[Dataset records on visual material]
========

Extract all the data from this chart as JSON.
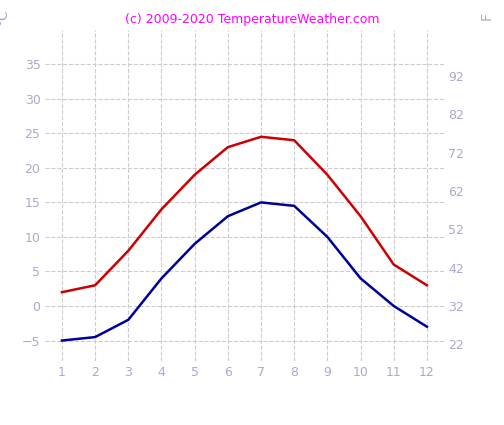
{
  "months": [
    1,
    2,
    3,
    4,
    5,
    6,
    7,
    8,
    9,
    10,
    11,
    12
  ],
  "air_temp_c": [
    2,
    3,
    8,
    14,
    19,
    23,
    24.5,
    24,
    19,
    13,
    6,
    3
  ],
  "water_temp_c": [
    -5,
    -4.5,
    -2,
    4,
    9,
    13,
    15,
    14.5,
    10,
    4,
    0,
    -3
  ],
  "air_color": "#cc0000",
  "water_color": "#000099",
  "title": "(c) 2009-2020 TemperatureWeather.com",
  "title_color": "#ff00ff",
  "ylabel_left": "°C",
  "ylabel_right": "F",
  "ylim_c": [
    -8,
    40
  ],
  "ylim_f": [
    17.6,
    104
  ],
  "yticks_c": [
    -5,
    0,
    5,
    10,
    15,
    20,
    25,
    30,
    35
  ],
  "yticks_f": [
    22,
    32,
    42,
    52,
    62,
    72,
    82,
    92
  ],
  "grid_color": "#cccccc",
  "tick_label_color": "#aaaacc",
  "background_color": "#ffffff",
  "line_width": 1.8,
  "tick_fontsize": 9,
  "title_fontsize": 9
}
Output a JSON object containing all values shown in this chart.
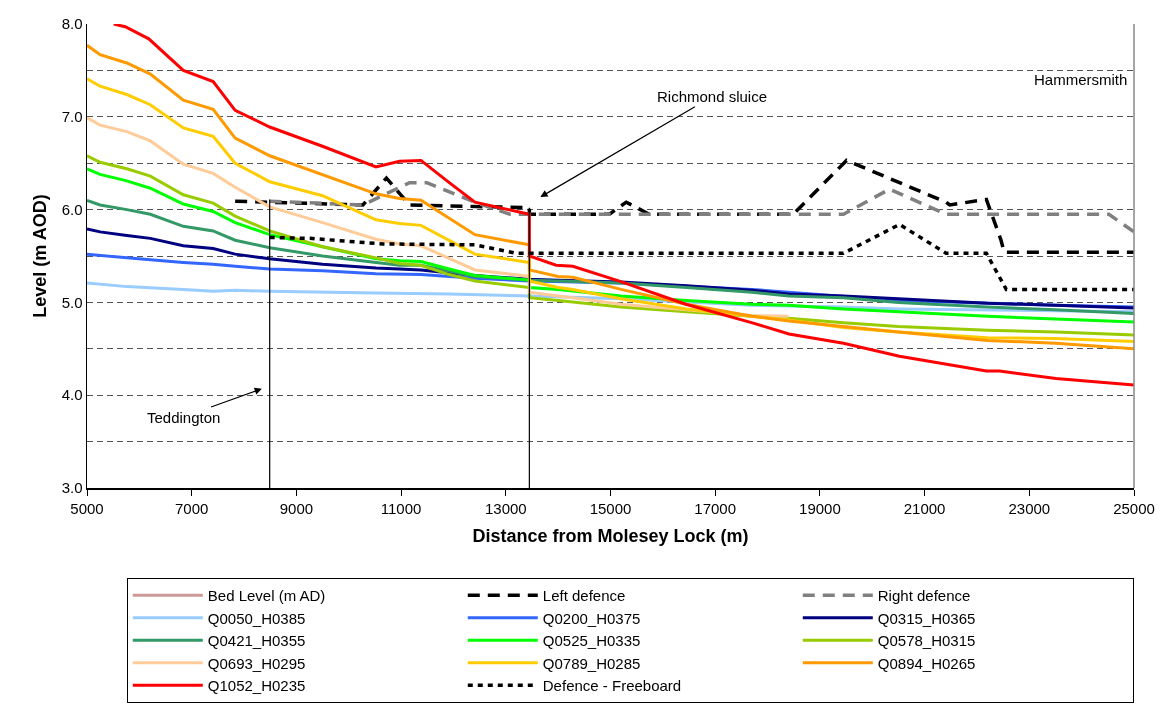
{
  "chart_data": {
    "type": "line",
    "xlabel": "Distance from Molesey Lock (m)",
    "ylabel": "Level (m AOD)",
    "xlim": [
      5000,
      25000
    ],
    "xticks": [
      5000,
      7000,
      9000,
      11000,
      13000,
      15000,
      17000,
      19000,
      21000,
      23000,
      25000
    ],
    "ylim": [
      3,
      8
    ],
    "yticks": [
      {
        "value": 3,
        "label": "3.0"
      },
      {
        "value": 3.5,
        "label": null
      },
      {
        "value": 4,
        "label": "4.0"
      },
      {
        "value": 4.5,
        "label": null
      },
      {
        "value": 5,
        "label": "5.0"
      },
      {
        "value": 5.5,
        "label": null
      },
      {
        "value": 6,
        "label": "6.0"
      },
      {
        "value": 6.5,
        "label": null
      },
      {
        "value": 7,
        "label": "7.0"
      },
      {
        "value": 7.5,
        "label": null
      },
      {
        "value": 8,
        "label": "8.0"
      }
    ],
    "grid": "y",
    "legend": "bottom",
    "marker": "none",
    "annotations": [
      "Teddington",
      "Richmond sluice",
      "Hammersmith"
    ],
    "series": [
      {
        "name": "Bed Level (m AD)",
        "color": "#cc9999",
        "values": [
          null
        ]
      },
      {
        "name": "Left defence",
        "color": "#000000",
        "line_style": "dashed",
        "x": [
          7830,
          10270,
          10720,
          11160,
          13450,
          13450,
          14980,
          15300,
          15740,
          18490,
          19510,
          21410,
          21480,
          22180,
          22460,
          22520,
          25000
        ],
        "values": [
          6.09,
          6.05,
          6.34,
          6.05,
          6.02,
          5.95,
          5.95,
          6.08,
          5.95,
          5.95,
          6.53,
          6.08,
          6.05,
          6.11,
          5.67,
          5.54,
          5.54
        ]
      },
      {
        "name": "Right defence",
        "color": "#808080",
        "line_style": "dashed",
        "x": [
          8490,
          10270,
          11160,
          11490,
          12410,
          13080,
          19450,
          20330,
          21410,
          24520,
          25000
        ],
        "values": [
          6.09,
          6.05,
          6.29,
          6.29,
          6.08,
          5.95,
          5.95,
          6.22,
          5.95,
          5.95,
          5.76
        ]
      },
      {
        "name": "Q0050_H0385",
        "color": "#99ccff",
        "x": [
          5000,
          5760,
          6840,
          7410,
          7830,
          8490,
          10520,
          11920,
          13450,
          15200,
          17700,
          19450,
          20500,
          23500,
          25000
        ],
        "values": [
          5.21,
          5.17,
          5.14,
          5.12,
          5.13,
          5.12,
          5.1,
          5.09,
          5.07,
          5.04,
          4.97,
          4.95,
          4.93,
          4.91,
          4.9
        ]
      },
      {
        "name": "Q0200_H0375",
        "color": "#3366ff",
        "x": [
          5000,
          5760,
          6840,
          7410,
          7830,
          8490,
          9500,
          10520,
          11380,
          12410,
          13450,
          15200,
          17700,
          20500,
          23500,
          25000
        ],
        "values": [
          5.52,
          5.48,
          5.43,
          5.41,
          5.39,
          5.36,
          5.34,
          5.31,
          5.3,
          5.26,
          5.23,
          5.21,
          5.14,
          5.02,
          4.97,
          4.95
        ]
      },
      {
        "name": "Q0315_H0365",
        "color": "#000080",
        "x": [
          5000,
          5250,
          5760,
          6210,
          6840,
          7410,
          7830,
          8490,
          9500,
          10520,
          10970,
          11380,
          12410,
          13450,
          14000,
          15200,
          16450,
          17700,
          18400,
          19450,
          20500,
          22200,
          23500,
          25000
        ],
        "values": [
          5.79,
          5.76,
          5.72,
          5.69,
          5.61,
          5.58,
          5.52,
          5.47,
          5.41,
          5.37,
          5.36,
          5.35,
          5.29,
          5.25,
          5.24,
          5.22,
          5.18,
          5.13,
          5.09,
          5.07,
          5.04,
          4.99,
          4.97,
          4.94
        ]
      },
      {
        "name": "Q0421_H0355",
        "color": "#339966",
        "x": [
          5000,
          5250,
          5760,
          6210,
          6840,
          7410,
          7830,
          8490,
          9500,
          10520,
          10970,
          11380,
          12410,
          13450,
          14000,
          15200,
          16450,
          17700,
          18400,
          19450,
          20500,
          22200,
          23500,
          25000
        ],
        "values": [
          6.1,
          6.05,
          6.0,
          5.95,
          5.82,
          5.77,
          5.67,
          5.59,
          5.5,
          5.43,
          5.4,
          5.4,
          5.28,
          5.24,
          5.23,
          5.21,
          5.16,
          5.11,
          5.07,
          5.05,
          5.0,
          4.95,
          4.92,
          4.88
        ]
      },
      {
        "name": "Q0525_H0335",
        "color": "#00ff00",
        "x": [
          5000,
          5250,
          5760,
          6210,
          6840,
          7410,
          7830,
          8490,
          9500,
          10520,
          10970,
          11380,
          11920,
          12410,
          13450,
          13450,
          14000,
          15200,
          16450,
          17700,
          18400,
          19450,
          20500,
          22200,
          23500,
          25000
        ],
        "values": [
          6.44,
          6.38,
          6.31,
          6.23,
          6.06,
          5.98,
          5.86,
          5.73,
          5.6,
          5.47,
          5.45,
          5.44,
          5.36,
          5.29,
          5.24,
          5.16,
          5.14,
          5.07,
          5.02,
          4.98,
          4.97,
          4.93,
          4.9,
          4.85,
          4.82,
          4.79
        ]
      },
      {
        "name": "Q0578_H0315",
        "color": "#99cc00",
        "x": [
          5000,
          5250,
          5760,
          6210,
          6840,
          7410,
          7830,
          8490,
          9500,
          10520,
          10970,
          11380,
          11920,
          12410,
          13450,
          13450,
          14000,
          15200,
          16450,
          17700,
          18400,
          19450,
          20500,
          22200,
          23500,
          25000
        ],
        "values": [
          6.58,
          6.51,
          6.44,
          6.36,
          6.16,
          6.07,
          5.93,
          5.77,
          5.6,
          5.48,
          5.42,
          5.4,
          5.3,
          5.23,
          5.16,
          5.05,
          5.02,
          4.95,
          4.9,
          4.85,
          4.83,
          4.78,
          4.74,
          4.7,
          4.68,
          4.65
        ]
      },
      {
        "name": "Q0693_H0295",
        "color": "#ffcc99",
        "x": [
          5000,
          5250,
          5760,
          6210,
          6840,
          7410,
          7830,
          8490,
          9500,
          10520,
          10970,
          11380,
          12410,
          13450,
          13450,
          14000,
          14280,
          15200,
          16450,
          17700,
          18400
        ],
        "values": [
          6.99,
          6.91,
          6.84,
          6.74,
          6.49,
          6.39,
          6.24,
          6.03,
          5.86,
          5.68,
          5.63,
          5.61,
          5.35,
          5.28,
          5.11,
          5.07,
          5.05,
          4.98,
          4.92,
          4.86,
          4.85
        ]
      },
      {
        "name": "Q0789_H0285",
        "color": "#ffcc00",
        "x": [
          5000,
          5250,
          5760,
          6210,
          6840,
          7410,
          7830,
          8490,
          9500,
          10520,
          10970,
          11380,
          12410,
          13450,
          13450,
          14000,
          14280,
          15200,
          16450,
          17700,
          18400,
          19450,
          20500,
          22200,
          23500,
          25000
        ],
        "values": [
          7.41,
          7.33,
          7.24,
          7.13,
          6.88,
          6.79,
          6.5,
          6.3,
          6.15,
          5.89,
          5.85,
          5.83,
          5.52,
          5.43,
          5.23,
          5.16,
          5.14,
          5.04,
          4.93,
          4.85,
          4.81,
          4.73,
          4.68,
          4.62,
          4.61,
          4.58
        ]
      },
      {
        "name": "Q0894_H0265",
        "color": "#ff9900",
        "x": [
          5000,
          5250,
          5760,
          6210,
          6840,
          7410,
          7830,
          8490,
          10520,
          10970,
          11380,
          12410,
          13450,
          13450,
          14000,
          14280,
          15200,
          16450,
          17700,
          18400,
          19450,
          20500,
          22200,
          23500,
          25000
        ],
        "values": [
          7.77,
          7.67,
          7.58,
          7.46,
          7.18,
          7.08,
          6.77,
          6.58,
          6.17,
          6.12,
          6.1,
          5.73,
          5.62,
          5.35,
          5.28,
          5.27,
          5.14,
          4.98,
          4.85,
          4.8,
          4.74,
          4.68,
          4.59,
          4.56,
          4.5
        ]
      },
      {
        "name": "Q1052_H0235",
        "color": "#ff0000",
        "x": [
          5510,
          5730,
          6180,
          6840,
          7410,
          7830,
          8490,
          9510,
          10520,
          10970,
          11380,
          11920,
          12410,
          13450,
          13450,
          13960,
          14280,
          15170,
          16440,
          17710,
          18410,
          19450,
          20520,
          22180,
          22430,
          23510,
          25000
        ],
        "values": [
          8.0,
          7.97,
          7.84,
          7.5,
          7.38,
          7.07,
          6.89,
          6.68,
          6.46,
          6.52,
          6.53,
          6.29,
          6.08,
          5.95,
          5.5,
          5.4,
          5.39,
          5.23,
          4.98,
          4.78,
          4.66,
          4.56,
          4.42,
          4.26,
          4.26,
          4.18,
          4.11
        ]
      },
      {
        "name": "Defence - Freeboard",
        "color": "#000000",
        "line_style": "dotted",
        "x": [
          8490,
          9260,
          10650,
          12410,
          13200,
          19450,
          20520,
          21410,
          22180,
          22560,
          25000
        ],
        "values": [
          5.7,
          5.69,
          5.63,
          5.62,
          5.53,
          5.53,
          5.84,
          5.53,
          5.53,
          5.14,
          5.14
        ]
      },
      {
        "color": "#000000",
        "x": [
          8490,
          8490
        ],
        "values": [
          3,
          6.11
        ]
      },
      {
        "color": "#000000",
        "x": [
          13450,
          13450
        ],
        "values": [
          3,
          6.02
        ]
      }
    ]
  }
}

========

- DIRECTIONS -
Where a line holds "JSON", copy that line.

- RESULT FOR THIS EXERCISE -
Extract all the data from this chart as JSON.
Output a JSON object containing all values shown in this chart.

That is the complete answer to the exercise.